» Aim of the exercise: Pick out every line in the data below that holds "市场与品牌等".
START Records for processing
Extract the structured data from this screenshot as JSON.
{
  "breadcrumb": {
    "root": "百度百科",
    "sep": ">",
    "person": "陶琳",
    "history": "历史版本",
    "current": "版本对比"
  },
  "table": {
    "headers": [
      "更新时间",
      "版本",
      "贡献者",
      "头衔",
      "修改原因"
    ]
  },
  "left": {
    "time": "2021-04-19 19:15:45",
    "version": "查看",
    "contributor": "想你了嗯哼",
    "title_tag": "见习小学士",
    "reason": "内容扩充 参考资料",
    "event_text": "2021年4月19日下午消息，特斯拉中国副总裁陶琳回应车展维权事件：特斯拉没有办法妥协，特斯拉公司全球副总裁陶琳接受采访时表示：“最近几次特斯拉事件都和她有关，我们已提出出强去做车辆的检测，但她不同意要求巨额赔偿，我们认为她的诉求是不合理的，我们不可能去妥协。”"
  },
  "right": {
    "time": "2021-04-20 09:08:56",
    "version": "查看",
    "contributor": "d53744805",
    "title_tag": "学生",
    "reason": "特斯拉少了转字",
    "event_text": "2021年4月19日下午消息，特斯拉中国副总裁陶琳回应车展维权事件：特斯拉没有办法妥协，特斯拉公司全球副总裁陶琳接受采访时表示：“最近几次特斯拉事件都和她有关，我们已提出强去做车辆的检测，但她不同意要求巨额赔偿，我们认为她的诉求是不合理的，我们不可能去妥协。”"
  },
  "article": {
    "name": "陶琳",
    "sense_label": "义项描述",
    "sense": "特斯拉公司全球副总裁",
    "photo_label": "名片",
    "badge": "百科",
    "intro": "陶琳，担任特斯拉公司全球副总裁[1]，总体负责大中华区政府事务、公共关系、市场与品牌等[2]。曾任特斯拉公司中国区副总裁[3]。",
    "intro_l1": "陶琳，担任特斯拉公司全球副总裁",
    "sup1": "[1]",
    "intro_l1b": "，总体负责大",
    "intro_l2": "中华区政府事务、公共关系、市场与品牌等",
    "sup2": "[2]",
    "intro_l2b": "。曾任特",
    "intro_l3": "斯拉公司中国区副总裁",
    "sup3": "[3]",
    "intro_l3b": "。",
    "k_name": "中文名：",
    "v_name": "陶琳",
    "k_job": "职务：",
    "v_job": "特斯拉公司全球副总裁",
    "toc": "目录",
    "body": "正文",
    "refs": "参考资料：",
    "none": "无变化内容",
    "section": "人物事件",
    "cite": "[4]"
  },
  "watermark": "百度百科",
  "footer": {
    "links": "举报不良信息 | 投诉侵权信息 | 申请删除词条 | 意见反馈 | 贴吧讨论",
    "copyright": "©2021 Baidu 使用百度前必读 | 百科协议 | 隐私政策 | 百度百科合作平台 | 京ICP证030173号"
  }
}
END Records for processing
» Written answer:
    "intro": "陶琳，担任特斯拉公司全球副总裁[1]，总体负责大中华区政府事务、公共关系、市场与品牌等[2]。曾任特斯拉公司中国区副总裁[3]。",
    "intro_l2": "中华区政府事务、公共关系、市场与品牌等",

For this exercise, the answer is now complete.